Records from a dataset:
-----

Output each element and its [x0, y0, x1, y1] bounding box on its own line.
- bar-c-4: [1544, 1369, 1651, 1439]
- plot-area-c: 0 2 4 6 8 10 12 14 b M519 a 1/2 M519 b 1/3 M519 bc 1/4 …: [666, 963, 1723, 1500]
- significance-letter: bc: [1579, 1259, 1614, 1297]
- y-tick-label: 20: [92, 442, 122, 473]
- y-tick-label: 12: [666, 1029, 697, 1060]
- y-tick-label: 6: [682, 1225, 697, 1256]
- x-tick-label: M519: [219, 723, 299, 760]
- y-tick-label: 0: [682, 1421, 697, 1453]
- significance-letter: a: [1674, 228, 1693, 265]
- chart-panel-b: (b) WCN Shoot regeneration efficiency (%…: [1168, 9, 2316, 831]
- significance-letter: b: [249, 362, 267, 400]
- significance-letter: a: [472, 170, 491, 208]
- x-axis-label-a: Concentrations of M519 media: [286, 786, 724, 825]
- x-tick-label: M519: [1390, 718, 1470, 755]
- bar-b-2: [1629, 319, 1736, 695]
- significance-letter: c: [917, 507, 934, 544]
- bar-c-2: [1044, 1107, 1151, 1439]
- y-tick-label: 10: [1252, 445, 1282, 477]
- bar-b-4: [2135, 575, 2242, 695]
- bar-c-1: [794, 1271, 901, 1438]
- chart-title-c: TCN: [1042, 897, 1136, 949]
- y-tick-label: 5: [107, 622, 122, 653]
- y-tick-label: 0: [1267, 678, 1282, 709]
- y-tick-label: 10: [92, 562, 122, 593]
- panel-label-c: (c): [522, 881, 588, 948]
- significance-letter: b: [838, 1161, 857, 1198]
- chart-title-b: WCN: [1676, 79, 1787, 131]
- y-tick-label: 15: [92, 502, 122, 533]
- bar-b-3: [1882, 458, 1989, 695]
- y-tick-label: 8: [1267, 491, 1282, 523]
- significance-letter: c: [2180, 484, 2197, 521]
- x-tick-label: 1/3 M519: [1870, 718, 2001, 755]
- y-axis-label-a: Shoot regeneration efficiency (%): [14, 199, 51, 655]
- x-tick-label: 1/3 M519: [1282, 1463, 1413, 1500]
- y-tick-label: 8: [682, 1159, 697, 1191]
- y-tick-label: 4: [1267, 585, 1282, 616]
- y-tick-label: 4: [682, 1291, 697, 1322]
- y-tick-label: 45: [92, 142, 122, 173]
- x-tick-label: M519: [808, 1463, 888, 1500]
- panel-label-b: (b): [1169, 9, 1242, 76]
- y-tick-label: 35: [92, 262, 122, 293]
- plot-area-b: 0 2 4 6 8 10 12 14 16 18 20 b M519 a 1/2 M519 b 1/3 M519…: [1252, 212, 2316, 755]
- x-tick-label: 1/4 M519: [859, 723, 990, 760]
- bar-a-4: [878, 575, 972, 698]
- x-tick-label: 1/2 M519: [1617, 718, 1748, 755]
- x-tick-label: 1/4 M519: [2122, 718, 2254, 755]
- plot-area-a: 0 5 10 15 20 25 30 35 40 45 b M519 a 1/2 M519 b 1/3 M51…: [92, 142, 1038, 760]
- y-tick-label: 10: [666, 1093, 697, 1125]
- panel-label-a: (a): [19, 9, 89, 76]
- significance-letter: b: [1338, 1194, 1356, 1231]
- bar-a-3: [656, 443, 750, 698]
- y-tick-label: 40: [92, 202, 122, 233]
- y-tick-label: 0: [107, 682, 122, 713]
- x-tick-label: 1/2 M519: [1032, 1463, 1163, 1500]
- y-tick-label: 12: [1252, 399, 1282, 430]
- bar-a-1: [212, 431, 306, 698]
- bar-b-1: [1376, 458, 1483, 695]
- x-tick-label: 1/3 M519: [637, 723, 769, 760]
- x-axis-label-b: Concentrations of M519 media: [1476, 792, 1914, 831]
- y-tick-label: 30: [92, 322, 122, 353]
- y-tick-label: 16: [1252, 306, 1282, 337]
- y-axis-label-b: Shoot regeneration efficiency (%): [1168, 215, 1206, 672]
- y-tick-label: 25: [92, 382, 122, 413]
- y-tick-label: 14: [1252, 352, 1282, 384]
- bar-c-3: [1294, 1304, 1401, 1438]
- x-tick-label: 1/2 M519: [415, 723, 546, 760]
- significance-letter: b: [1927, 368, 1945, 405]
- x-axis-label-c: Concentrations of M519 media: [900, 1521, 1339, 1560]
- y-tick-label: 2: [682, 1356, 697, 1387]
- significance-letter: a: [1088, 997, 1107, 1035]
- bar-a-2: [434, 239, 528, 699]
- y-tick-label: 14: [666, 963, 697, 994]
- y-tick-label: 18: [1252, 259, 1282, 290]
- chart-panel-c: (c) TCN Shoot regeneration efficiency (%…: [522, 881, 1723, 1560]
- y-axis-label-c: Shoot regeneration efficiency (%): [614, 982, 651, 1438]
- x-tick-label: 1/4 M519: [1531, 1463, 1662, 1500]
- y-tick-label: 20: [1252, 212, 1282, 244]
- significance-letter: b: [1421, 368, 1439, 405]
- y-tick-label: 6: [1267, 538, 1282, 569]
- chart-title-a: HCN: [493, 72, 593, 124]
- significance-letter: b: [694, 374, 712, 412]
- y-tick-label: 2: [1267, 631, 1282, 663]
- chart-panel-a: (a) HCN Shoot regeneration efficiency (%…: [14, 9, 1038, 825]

-----

◆ WORK TO COMPLETE ◆
Copy the entries above again, swapping every occurrence of "significance-letter" for "group-letter" and leaving everything else unchanged.

◆ EXERCISE SOLUTION ◆
Output each element and its [x0, y0, x1, y1] bounding box on its own line.
- bar-c-4: [1544, 1369, 1651, 1439]
- plot-area-c: 0 2 4 6 8 10 12 14 b M519 a 1/2 M519 b 1/3 M519 bc 1/4 …: [666, 963, 1723, 1500]
- group-letter: bc: [1579, 1259, 1614, 1297]
- y-tick-label: 20: [92, 442, 122, 473]
- y-tick-label: 12: [666, 1029, 697, 1060]
- y-tick-label: 6: [682, 1225, 697, 1256]
- x-tick-label: M519: [219, 723, 299, 760]
- y-tick-label: 0: [682, 1421, 697, 1453]
- group-letter: a: [1674, 228, 1693, 265]
- chart-panel-b: (b) WCN Shoot regeneration efficiency (%…: [1168, 9, 2316, 831]
- group-letter: b: [249, 362, 267, 400]
- group-letter: a: [472, 170, 491, 208]
- x-axis-label-a: Concentrations of M519 media: [286, 786, 724, 825]
- x-tick-label: M519: [1390, 718, 1470, 755]
- bar-b-2: [1629, 319, 1736, 695]
- group-letter: c: [917, 507, 934, 544]
- bar-c-2: [1044, 1107, 1151, 1439]
- y-tick-label: 10: [1252, 445, 1282, 477]
- bar-b-4: [2135, 575, 2242, 695]
- bar-c-1: [794, 1271, 901, 1438]
- chart-title-c: TCN: [1042, 897, 1136, 949]
- y-tick-label: 5: [107, 622, 122, 653]
- y-tick-label: 0: [1267, 678, 1282, 709]
- y-tick-label: 10: [92, 562, 122, 593]
- panel-label-c: (c): [522, 881, 588, 948]
- group-letter: b: [838, 1161, 857, 1198]
- chart-title-b: WCN: [1676, 79, 1787, 131]
- y-tick-label: 15: [92, 502, 122, 533]
- bar-b-3: [1882, 458, 1989, 695]
- y-tick-label: 8: [1267, 491, 1282, 523]
- group-letter: c: [2180, 484, 2197, 521]
- x-tick-label: 1/3 M519: [1870, 718, 2001, 755]
- y-axis-label-a: Shoot regeneration efficiency (%): [14, 199, 51, 655]
- x-tick-label: 1/3 M519: [1282, 1463, 1413, 1500]
- y-tick-label: 8: [682, 1159, 697, 1191]
- y-tick-label: 4: [1267, 585, 1282, 616]
- y-tick-label: 4: [682, 1291, 697, 1322]
- y-tick-label: 45: [92, 142, 122, 173]
- x-tick-label: M519: [808, 1463, 888, 1500]
- panel-label-b: (b): [1169, 9, 1242, 76]
- y-tick-label: 35: [92, 262, 122, 293]
- plot-area-b: 0 2 4 6 8 10 12 14 16 18 20 b M519 a 1/2 M519 b 1/3 M519…: [1252, 212, 2316, 755]
- x-tick-label: 1/4 M519: [859, 723, 990, 760]
- bar-a-4: [878, 575, 972, 698]
- x-tick-label: 1/2 M519: [1617, 718, 1748, 755]
- x-tick-label: 1/4 M519: [2122, 718, 2254, 755]
- plot-area-a: 0 5 10 15 20 25 30 35 40 45 b M519 a 1/2 M519 b 1/3 M51…: [92, 142, 1038, 760]
- y-tick-label: 10: [666, 1093, 697, 1125]
- panel-label-a: (a): [19, 9, 89, 76]
- group-letter: b: [1338, 1194, 1356, 1231]
- bar-a-3: [656, 443, 750, 698]
- y-tick-label: 40: [92, 202, 122, 233]
- y-tick-label: 0: [107, 682, 122, 713]
- x-tick-label: 1/2 M519: [1032, 1463, 1163, 1500]
- y-tick-label: 12: [1252, 399, 1282, 430]
- bar-a-1: [212, 431, 306, 698]
- bar-b-1: [1376, 458, 1483, 695]
- x-tick-label: 1/3 M519: [637, 723, 769, 760]
- x-axis-label-b: Concentrations of M519 media: [1476, 792, 1914, 831]
- y-tick-label: 30: [92, 322, 122, 353]
- y-tick-label: 16: [1252, 306, 1282, 337]
- y-axis-label-b: Shoot regeneration efficiency (%): [1168, 215, 1206, 672]
- y-tick-label: 25: [92, 382, 122, 413]
- y-tick-label: 14: [1252, 352, 1282, 384]
- bar-c-3: [1294, 1304, 1401, 1438]
- x-tick-label: 1/2 M519: [415, 723, 546, 760]
- group-letter: b: [1927, 368, 1945, 405]
- x-axis-label-c: Concentrations of M519 media: [900, 1521, 1339, 1560]
- y-tick-label: 2: [682, 1356, 697, 1387]
- group-letter: a: [1088, 997, 1107, 1035]
- bar-a-2: [434, 239, 528, 699]
- y-tick-label: 14: [666, 963, 697, 994]
- y-tick-label: 18: [1252, 259, 1282, 290]
- chart-panel-c: (c) TCN Shoot regeneration efficiency (%…: [522, 881, 1723, 1560]
- y-axis-label-c: Shoot regeneration efficiency (%): [614, 982, 651, 1438]
- x-tick-label: 1/4 M519: [1531, 1463, 1662, 1500]
- y-tick-label: 20: [1252, 212, 1282, 244]
- group-letter: b: [1421, 368, 1439, 405]
- y-tick-label: 6: [1267, 538, 1282, 569]
- chart-title-a: HCN: [493, 72, 593, 124]
- group-letter: b: [694, 374, 712, 412]
- y-tick-label: 2: [1267, 631, 1282, 663]
- chart-panel-a: (a) HCN Shoot regeneration efficiency (%…: [14, 9, 1038, 825]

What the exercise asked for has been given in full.